◆ **RAW DATA**
● ● ● ●
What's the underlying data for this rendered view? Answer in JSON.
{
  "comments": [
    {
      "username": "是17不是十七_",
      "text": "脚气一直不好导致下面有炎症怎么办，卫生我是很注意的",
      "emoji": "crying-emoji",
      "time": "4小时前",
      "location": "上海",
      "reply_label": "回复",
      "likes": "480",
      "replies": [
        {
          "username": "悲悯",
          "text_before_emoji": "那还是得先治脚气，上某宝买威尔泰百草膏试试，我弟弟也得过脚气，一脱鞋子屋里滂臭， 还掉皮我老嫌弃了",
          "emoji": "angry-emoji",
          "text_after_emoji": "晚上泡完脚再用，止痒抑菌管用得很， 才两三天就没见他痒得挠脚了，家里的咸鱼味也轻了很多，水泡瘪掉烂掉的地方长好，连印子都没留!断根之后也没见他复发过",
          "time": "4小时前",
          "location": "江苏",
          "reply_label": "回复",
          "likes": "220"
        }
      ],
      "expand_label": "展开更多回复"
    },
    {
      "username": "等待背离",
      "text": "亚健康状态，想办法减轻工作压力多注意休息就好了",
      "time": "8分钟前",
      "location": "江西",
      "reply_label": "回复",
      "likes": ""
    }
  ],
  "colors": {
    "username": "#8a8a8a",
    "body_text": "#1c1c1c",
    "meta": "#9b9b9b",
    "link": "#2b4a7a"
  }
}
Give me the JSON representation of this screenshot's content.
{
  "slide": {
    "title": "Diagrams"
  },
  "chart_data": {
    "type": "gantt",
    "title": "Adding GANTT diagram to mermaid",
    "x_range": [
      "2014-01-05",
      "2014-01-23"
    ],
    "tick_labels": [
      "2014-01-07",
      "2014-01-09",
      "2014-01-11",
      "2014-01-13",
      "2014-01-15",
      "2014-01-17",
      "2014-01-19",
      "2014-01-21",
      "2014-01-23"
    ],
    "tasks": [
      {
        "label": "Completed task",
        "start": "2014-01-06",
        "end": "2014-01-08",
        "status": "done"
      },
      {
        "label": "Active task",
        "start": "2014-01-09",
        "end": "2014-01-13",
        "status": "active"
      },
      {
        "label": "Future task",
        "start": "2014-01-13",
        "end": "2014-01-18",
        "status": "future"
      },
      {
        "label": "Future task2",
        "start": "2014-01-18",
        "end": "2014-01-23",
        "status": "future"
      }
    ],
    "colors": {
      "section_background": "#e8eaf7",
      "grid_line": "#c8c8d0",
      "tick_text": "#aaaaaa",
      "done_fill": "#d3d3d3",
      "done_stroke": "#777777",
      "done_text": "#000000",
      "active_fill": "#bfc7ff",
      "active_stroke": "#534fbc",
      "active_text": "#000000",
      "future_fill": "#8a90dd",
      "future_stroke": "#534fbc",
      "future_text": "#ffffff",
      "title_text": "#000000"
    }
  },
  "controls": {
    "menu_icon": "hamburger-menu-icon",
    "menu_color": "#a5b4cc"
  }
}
● ● ● ●
◆ **WORK REQUIRED**
Can you restate every record above word for word?

◆ **THE REPLY**
What's the underlying data for this rendered view? Answer in JSON.
{
  "comments": [
    {
      "username": "是17不是十七_",
      "text": "脚气一直不好导致下面有炎症怎么办，卫生我是很注意的",
      "emoji": "crying-emoji",
      "time": "4小时前",
      "location": "上海",
      "reply_label": "回复",
      "likes": "480",
      "replies": [
        {
          "username": "悲悯",
          "text_before_emoji": "那还是得先治脚气，上某宝买威尔泰百草膏试试，我弟弟也得过脚气，一脱鞋子屋里滂臭， 还掉皮我老嫌弃了",
          "emoji": "angry-emoji",
          "text_after_emoji": "晚上泡完脚再用，止痒抑菌管用得很， 才两三天就没见他痒得挠脚了，家里的咸鱼味也轻了很多，水泡瘪掉烂掉的地方长好，连印子都没留!断根之后也没见他复发过",
          "time": "4小时前",
          "location": "江苏",
          "reply_label": "回复",
          "likes": "220"
        }
      ],
      "expand_label": "展开更多回复"
    },
    {
      "username": "等待背离",
      "text": "亚健康状态，想办法减轻工作压力多注意休息就好了",
      "time": "8分钟前",
      "location": "江西",
      "reply_label": "回复",
      "likes": ""
    }
  ],
  "colors": {
    "username": "#8a8a8a",
    "body_text": "#1c1c1c",
    "meta": "#9b9b9b",
    "link": "#2b4a7a"
  }
}
Give me the JSON representation of this screenshot's content.
{
  "slide": {
    "title": "Diagrams"
  },
  "chart_data": {
    "type": "gantt",
    "title": "Adding GANTT diagram to mermaid",
    "x_range": [
      "2014-01-05",
      "2014-01-23"
    ],
    "tick_labels": [
      "2014-01-07",
      "2014-01-09",
      "2014-01-11",
      "2014-01-13",
      "2014-01-15",
      "2014-01-17",
      "2014-01-19",
      "2014-01-21",
      "2014-01-23"
    ],
    "tasks": [
      {
        "label": "Completed task",
        "start": "2014-01-06",
        "end": "2014-01-08",
        "status": "done"
      },
      {
        "label": "Active task",
        "start": "2014-01-09",
        "end": "2014-01-13",
        "status": "active"
      },
      {
        "label": "Future task",
        "start": "2014-01-13",
        "end": "2014-01-18",
        "status": "future"
      },
      {
        "label": "Future task2",
        "start": "2014-01-18",
        "end": "2014-01-23",
        "status": "future"
      }
    ],
    "colors": {
      "section_background": "#e8eaf7",
      "grid_line": "#c8c8d0",
      "tick_text": "#aaaaaa",
      "done_fill": "#d3d3d3",
      "done_stroke": "#777777",
      "done_text": "#000000",
      "active_fill": "#bfc7ff",
      "active_stroke": "#534fbc",
      "active_text": "#000000",
      "future_fill": "#8a90dd",
      "future_stroke": "#534fbc",
      "future_text": "#ffffff",
      "title_text": "#000000"
    }
  },
  "controls": {
    "menu_icon": "hamburger-menu-icon",
    "menu_color": "#a5b4cc"
  }
}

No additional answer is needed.